--- Start of MATERIAL FOR THE TASK ---

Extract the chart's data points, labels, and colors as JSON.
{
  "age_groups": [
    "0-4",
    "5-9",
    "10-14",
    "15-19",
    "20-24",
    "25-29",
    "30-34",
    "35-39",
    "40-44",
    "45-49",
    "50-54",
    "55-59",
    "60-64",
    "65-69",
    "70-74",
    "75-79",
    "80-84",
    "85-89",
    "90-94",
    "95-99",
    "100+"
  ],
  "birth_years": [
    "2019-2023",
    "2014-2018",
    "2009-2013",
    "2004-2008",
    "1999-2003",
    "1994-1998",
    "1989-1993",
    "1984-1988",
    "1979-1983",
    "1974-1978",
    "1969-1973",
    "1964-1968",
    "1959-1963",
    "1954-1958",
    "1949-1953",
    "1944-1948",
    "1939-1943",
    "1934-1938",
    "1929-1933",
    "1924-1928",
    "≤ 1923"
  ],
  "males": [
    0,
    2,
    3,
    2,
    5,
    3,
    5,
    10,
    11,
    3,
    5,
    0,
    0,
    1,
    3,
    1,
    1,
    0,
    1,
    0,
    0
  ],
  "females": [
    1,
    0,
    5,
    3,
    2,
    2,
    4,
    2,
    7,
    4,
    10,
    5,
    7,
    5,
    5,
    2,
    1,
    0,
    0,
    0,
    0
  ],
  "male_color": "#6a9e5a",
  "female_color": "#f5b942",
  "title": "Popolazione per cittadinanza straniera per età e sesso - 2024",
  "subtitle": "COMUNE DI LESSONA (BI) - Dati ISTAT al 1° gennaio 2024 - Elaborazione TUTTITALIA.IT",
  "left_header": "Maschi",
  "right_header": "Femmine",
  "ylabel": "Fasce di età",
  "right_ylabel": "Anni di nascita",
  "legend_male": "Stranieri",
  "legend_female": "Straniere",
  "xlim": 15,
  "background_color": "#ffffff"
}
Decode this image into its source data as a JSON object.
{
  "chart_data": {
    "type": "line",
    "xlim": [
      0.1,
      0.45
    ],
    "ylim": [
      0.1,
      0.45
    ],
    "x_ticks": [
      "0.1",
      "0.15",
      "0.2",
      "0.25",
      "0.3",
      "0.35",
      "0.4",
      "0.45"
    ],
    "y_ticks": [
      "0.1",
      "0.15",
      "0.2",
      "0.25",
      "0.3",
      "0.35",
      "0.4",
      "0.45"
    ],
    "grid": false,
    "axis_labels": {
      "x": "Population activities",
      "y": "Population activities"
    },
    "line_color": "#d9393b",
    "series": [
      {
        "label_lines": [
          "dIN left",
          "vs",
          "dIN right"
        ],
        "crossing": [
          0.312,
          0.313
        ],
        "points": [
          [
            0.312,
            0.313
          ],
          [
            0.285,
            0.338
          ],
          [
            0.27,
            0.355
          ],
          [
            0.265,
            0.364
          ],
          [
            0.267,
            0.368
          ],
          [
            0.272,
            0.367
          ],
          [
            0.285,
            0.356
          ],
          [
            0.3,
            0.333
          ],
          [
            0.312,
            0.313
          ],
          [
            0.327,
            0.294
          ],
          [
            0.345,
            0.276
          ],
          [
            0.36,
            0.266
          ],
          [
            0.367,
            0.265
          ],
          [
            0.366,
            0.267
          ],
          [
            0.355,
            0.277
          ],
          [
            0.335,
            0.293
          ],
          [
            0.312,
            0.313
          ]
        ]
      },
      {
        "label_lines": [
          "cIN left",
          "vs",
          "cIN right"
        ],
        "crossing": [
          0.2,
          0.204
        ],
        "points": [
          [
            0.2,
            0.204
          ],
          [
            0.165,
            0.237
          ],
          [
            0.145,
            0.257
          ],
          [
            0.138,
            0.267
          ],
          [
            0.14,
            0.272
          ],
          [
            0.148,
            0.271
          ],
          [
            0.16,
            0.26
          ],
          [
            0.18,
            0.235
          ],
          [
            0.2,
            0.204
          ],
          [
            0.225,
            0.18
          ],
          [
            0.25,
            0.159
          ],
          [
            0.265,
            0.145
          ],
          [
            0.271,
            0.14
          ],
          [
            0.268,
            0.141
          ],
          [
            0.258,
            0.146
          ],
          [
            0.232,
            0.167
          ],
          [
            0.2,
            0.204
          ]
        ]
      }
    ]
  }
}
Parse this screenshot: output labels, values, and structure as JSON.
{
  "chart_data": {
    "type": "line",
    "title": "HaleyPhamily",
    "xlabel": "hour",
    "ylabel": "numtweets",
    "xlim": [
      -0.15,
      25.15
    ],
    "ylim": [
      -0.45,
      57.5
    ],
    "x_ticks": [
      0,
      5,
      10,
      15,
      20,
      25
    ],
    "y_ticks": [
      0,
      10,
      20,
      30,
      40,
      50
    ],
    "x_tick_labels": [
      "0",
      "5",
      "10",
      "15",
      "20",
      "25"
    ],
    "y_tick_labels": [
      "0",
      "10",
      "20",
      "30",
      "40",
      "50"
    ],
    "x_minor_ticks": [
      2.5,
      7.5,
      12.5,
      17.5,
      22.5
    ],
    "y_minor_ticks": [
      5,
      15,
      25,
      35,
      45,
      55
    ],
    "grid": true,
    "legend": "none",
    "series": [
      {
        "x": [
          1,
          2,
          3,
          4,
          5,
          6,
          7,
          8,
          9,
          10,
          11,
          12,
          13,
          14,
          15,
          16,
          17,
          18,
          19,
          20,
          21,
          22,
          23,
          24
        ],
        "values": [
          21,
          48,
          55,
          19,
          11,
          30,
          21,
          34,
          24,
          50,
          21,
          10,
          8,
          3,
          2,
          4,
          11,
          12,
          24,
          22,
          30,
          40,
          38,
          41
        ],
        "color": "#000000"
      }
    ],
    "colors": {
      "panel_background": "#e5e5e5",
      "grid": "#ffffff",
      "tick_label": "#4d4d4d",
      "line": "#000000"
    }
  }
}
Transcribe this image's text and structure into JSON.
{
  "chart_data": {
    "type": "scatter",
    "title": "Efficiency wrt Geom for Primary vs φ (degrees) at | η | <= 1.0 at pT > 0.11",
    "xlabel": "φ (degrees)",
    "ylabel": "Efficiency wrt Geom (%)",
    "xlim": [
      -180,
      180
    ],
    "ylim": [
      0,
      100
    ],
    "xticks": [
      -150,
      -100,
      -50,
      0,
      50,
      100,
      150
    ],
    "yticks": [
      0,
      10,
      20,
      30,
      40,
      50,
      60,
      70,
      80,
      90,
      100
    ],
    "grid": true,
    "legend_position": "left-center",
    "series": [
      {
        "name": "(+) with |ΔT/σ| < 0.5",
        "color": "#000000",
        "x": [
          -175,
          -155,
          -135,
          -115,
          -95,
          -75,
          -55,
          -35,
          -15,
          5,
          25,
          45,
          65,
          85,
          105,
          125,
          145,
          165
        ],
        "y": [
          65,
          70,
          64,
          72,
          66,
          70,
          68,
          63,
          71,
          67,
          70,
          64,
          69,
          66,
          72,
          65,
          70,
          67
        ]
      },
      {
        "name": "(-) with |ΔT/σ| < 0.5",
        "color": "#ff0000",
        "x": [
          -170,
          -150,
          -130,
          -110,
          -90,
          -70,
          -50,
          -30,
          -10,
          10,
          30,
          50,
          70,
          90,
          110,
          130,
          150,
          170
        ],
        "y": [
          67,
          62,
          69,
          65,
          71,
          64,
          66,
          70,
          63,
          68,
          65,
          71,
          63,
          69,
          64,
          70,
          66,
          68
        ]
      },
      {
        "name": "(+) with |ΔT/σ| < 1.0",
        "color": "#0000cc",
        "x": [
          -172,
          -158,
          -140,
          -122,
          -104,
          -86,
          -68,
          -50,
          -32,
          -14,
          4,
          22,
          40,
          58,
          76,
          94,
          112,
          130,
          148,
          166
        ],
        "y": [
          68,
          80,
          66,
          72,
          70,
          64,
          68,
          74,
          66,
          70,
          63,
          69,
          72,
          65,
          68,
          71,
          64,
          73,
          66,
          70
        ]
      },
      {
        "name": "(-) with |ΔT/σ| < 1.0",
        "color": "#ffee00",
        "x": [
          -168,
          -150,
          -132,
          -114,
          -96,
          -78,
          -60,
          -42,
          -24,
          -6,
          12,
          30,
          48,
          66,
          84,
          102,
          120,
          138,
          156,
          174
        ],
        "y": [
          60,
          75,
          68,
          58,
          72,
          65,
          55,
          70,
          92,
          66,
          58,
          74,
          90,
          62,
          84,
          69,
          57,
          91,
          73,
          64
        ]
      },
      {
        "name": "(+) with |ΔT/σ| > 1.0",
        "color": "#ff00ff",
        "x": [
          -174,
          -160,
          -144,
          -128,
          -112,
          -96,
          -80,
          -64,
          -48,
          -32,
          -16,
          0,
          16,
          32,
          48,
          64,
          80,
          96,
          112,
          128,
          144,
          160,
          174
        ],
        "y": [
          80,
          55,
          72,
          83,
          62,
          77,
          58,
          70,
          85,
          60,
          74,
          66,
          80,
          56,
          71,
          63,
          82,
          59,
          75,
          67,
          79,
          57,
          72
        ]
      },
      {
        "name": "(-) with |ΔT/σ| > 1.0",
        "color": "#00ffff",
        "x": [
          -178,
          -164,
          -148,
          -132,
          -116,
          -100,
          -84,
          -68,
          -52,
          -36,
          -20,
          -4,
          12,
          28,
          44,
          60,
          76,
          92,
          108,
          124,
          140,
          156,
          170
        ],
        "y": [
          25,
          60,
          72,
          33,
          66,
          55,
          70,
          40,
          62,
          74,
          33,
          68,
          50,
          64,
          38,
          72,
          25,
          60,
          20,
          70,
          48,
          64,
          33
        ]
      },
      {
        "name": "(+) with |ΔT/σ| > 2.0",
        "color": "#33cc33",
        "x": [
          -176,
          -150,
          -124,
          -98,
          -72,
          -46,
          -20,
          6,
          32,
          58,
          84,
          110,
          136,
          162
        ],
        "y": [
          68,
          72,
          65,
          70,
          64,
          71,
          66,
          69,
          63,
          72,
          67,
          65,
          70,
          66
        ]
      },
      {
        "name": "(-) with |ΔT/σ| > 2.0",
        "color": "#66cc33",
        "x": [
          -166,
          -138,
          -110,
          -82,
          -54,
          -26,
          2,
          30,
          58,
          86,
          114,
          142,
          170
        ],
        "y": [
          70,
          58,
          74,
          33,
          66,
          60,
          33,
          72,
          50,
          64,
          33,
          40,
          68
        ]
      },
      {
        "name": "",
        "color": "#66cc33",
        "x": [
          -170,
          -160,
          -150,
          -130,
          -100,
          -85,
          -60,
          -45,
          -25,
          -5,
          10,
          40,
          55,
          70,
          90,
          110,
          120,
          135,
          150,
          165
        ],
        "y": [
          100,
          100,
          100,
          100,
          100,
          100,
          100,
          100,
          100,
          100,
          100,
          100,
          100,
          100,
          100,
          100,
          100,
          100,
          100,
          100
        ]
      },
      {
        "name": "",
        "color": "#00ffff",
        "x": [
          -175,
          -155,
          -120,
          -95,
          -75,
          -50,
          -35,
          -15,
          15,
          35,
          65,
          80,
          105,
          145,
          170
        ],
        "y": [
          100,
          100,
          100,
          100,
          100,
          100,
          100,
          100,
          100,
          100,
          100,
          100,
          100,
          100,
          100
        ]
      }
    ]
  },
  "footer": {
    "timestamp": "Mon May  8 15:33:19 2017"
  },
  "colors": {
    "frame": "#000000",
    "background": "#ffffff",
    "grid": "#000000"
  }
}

--- End of MATERIAL FOR THE TASK ---

[EXERCISE] Go through the records and gather the lines that hold "image".

[EXPECTED ANSWER]
Decode this image into its source data as a JSON object.
Transcribe this image's text and structure into JSON.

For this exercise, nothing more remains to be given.